== Set problem ==
Pull out every line below that contains the word "Williams".

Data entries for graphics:
──────────────────────────────

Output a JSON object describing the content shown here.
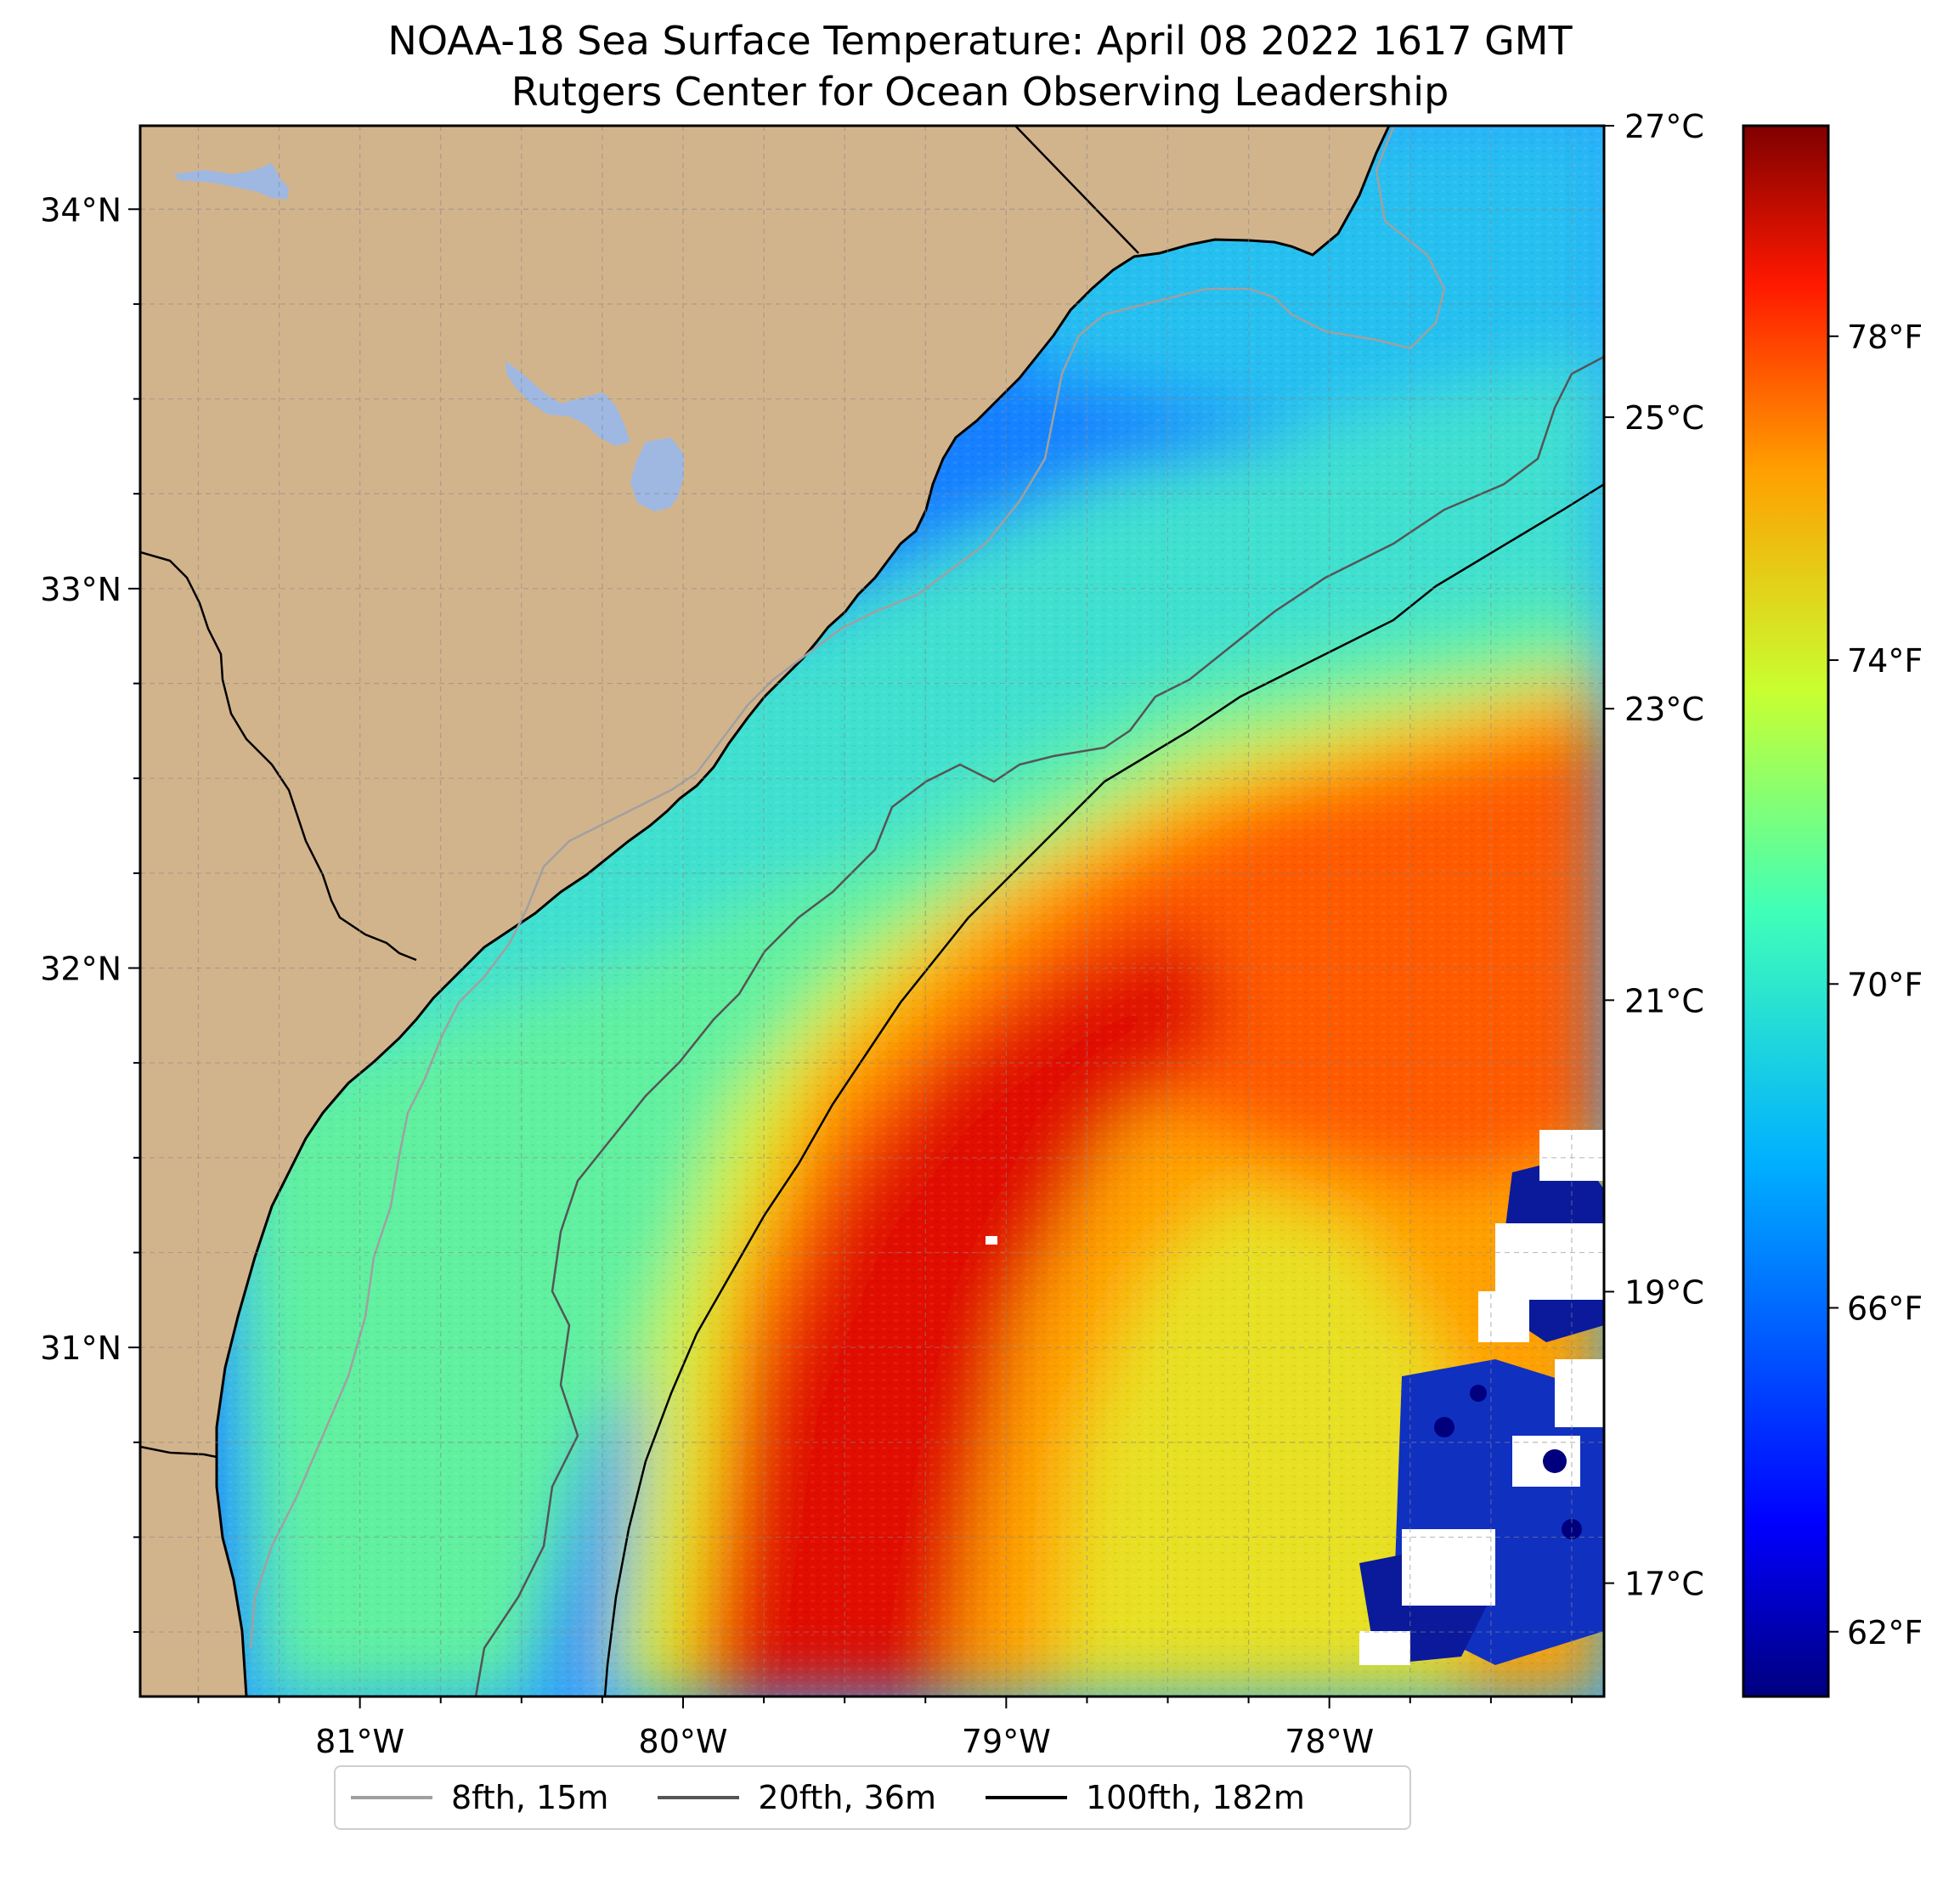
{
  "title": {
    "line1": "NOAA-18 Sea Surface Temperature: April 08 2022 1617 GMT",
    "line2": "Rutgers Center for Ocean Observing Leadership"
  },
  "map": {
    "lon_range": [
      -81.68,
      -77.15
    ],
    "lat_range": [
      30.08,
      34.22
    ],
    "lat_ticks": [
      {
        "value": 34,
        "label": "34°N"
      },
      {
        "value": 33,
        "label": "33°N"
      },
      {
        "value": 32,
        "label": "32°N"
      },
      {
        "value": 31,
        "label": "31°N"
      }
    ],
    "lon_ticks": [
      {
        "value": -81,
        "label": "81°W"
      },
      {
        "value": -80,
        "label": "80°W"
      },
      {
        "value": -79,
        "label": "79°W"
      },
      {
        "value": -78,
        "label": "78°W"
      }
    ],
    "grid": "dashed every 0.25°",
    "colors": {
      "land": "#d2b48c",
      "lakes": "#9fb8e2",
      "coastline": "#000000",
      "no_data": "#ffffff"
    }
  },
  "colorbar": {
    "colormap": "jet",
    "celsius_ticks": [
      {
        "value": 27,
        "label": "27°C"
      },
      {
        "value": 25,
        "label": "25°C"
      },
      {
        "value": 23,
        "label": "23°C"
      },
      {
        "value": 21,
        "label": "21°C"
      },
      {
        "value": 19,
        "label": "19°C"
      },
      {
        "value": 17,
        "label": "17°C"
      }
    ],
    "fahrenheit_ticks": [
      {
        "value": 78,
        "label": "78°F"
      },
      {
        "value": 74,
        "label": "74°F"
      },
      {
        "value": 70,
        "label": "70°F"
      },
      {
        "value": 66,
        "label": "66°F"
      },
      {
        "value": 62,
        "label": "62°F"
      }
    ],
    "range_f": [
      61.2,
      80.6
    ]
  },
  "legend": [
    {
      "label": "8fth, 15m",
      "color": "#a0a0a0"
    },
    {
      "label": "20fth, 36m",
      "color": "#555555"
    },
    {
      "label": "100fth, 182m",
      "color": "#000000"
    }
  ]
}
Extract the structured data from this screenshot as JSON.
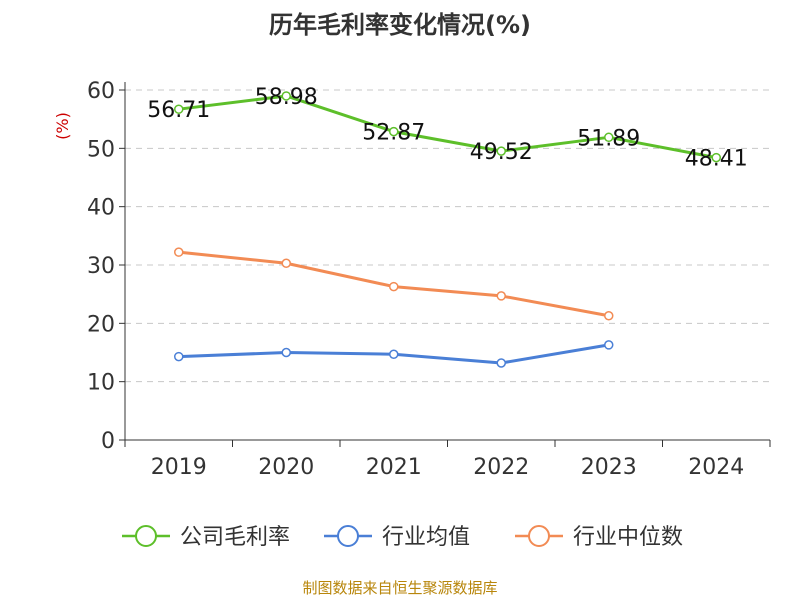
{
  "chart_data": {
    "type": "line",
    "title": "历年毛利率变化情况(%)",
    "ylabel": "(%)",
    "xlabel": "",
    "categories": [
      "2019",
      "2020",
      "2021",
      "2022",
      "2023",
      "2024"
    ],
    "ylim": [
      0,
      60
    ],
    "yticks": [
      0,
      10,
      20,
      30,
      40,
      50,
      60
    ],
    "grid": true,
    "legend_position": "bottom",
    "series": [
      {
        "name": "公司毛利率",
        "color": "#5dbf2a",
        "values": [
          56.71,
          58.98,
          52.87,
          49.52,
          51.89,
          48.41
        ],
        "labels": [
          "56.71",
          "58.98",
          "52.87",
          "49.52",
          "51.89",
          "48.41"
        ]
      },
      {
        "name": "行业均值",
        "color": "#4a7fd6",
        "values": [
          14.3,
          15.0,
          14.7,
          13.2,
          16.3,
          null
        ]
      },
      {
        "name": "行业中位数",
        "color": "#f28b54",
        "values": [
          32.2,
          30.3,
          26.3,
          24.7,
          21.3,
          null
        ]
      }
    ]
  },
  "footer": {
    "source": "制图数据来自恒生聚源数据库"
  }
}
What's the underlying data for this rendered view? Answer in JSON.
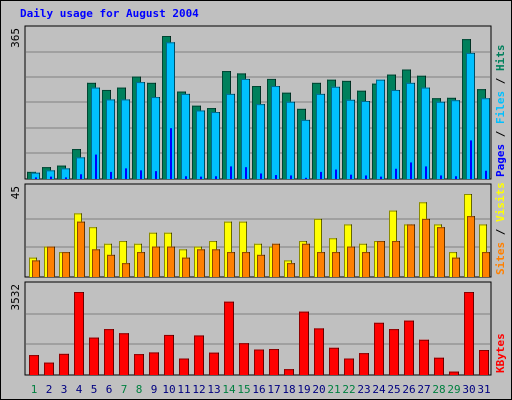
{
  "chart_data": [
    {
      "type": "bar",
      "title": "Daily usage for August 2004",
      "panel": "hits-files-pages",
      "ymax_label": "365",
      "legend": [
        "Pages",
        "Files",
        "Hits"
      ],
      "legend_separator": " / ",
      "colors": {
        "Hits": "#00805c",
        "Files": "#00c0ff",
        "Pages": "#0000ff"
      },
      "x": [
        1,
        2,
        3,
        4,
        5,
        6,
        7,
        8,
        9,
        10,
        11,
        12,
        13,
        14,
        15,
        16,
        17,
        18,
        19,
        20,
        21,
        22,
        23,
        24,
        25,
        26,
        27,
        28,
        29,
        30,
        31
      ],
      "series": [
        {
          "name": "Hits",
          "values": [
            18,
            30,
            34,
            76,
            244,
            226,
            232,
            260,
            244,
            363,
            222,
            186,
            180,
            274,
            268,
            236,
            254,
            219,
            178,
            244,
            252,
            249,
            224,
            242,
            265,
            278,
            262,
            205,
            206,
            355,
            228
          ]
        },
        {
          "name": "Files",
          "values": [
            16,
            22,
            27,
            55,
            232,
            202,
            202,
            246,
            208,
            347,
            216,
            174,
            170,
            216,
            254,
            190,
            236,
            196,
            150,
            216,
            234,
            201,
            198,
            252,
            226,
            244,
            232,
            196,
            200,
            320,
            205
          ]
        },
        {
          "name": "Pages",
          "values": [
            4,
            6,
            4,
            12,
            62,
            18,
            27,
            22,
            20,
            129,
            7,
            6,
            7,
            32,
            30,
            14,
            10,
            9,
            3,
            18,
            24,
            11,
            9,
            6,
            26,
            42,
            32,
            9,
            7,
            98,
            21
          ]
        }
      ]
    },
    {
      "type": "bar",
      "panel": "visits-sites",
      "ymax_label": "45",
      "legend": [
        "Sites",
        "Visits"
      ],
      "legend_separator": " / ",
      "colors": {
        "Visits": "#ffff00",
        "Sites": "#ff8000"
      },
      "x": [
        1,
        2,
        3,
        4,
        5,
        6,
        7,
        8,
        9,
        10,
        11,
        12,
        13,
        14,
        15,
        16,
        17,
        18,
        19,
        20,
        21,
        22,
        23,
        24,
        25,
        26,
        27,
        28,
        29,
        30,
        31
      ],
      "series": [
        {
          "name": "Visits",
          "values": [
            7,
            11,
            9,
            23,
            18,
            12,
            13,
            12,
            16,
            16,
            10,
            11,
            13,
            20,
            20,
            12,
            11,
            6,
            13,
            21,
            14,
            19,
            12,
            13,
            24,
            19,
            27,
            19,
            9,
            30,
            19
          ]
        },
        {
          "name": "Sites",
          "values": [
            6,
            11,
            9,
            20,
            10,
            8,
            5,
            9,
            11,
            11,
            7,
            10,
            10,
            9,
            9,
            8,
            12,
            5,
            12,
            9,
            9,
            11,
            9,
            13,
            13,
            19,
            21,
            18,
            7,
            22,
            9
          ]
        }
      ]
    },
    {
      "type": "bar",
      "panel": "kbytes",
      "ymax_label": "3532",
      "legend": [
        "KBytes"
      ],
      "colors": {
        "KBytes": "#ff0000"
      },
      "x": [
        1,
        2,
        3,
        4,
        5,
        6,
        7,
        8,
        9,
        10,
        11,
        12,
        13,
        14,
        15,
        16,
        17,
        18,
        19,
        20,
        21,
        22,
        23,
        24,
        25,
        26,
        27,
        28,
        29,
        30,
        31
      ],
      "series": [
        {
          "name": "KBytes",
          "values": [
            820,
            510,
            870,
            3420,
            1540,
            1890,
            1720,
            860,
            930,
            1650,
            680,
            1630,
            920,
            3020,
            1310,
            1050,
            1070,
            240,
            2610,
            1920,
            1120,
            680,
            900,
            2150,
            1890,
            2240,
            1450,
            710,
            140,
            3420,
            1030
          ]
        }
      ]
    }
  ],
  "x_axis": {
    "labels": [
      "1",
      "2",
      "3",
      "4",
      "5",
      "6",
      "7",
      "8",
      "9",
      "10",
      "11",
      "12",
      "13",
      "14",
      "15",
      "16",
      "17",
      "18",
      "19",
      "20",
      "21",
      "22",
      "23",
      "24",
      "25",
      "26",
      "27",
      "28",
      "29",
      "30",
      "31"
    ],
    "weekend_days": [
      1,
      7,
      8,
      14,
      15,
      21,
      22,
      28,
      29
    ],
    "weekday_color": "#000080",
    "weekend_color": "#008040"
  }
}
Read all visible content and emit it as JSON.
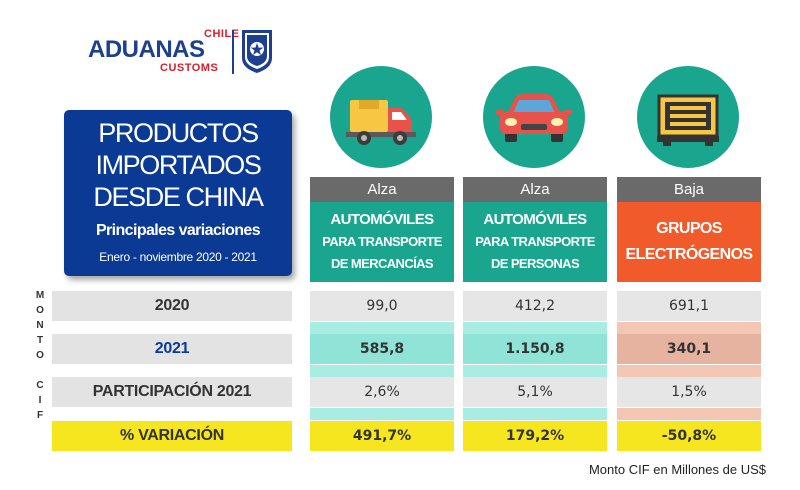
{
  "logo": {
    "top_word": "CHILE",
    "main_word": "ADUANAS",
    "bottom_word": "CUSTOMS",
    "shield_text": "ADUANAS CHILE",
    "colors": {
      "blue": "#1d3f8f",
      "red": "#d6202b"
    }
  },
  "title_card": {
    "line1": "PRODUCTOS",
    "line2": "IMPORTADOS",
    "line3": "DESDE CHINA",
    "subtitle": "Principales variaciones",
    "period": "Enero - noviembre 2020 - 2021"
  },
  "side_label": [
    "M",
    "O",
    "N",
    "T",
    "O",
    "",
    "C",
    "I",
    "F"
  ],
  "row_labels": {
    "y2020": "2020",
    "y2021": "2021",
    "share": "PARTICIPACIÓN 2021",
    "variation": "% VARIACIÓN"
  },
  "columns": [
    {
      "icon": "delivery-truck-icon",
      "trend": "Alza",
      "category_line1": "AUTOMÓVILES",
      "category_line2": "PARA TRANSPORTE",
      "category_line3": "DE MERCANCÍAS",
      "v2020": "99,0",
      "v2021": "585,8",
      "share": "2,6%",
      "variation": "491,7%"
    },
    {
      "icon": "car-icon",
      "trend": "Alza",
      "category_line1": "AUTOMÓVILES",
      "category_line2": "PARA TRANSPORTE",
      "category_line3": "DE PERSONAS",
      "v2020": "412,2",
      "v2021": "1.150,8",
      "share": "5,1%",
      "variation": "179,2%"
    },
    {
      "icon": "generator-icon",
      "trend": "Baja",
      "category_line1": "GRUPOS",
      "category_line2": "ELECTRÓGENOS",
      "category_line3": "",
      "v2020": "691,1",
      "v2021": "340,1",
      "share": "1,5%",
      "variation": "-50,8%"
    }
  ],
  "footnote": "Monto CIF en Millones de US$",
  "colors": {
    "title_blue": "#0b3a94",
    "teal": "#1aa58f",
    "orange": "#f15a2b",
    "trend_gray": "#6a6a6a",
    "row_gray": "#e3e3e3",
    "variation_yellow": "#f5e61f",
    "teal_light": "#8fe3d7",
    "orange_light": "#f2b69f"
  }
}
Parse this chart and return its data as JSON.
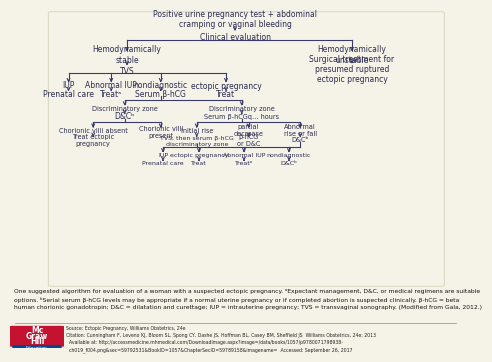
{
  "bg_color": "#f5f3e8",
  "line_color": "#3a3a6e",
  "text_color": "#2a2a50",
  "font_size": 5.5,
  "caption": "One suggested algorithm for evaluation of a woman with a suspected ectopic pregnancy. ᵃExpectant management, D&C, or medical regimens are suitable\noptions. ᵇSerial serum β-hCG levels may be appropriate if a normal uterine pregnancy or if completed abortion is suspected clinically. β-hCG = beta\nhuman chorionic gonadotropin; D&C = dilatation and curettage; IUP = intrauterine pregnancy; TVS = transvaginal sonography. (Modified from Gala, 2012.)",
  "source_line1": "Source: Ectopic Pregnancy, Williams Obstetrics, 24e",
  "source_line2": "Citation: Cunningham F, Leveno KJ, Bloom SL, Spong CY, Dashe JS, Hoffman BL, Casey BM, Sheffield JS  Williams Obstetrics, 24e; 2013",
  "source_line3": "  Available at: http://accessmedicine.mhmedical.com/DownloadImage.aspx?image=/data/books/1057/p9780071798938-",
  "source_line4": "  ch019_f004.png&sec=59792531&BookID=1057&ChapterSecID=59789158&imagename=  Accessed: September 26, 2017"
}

──────────────────────────────

== Solved problem ==
  "source_line1": "Source: Ectopic Pregnancy, Williams Obstetrics, 24e",
  "source_line2": "Citation: Cunningham F, Leveno KJ, Bloom SL, Spong CY, Dashe JS, Hoffman BL, Casey BM, Sheffield JS  Williams Obstetrics, 24e; 2013",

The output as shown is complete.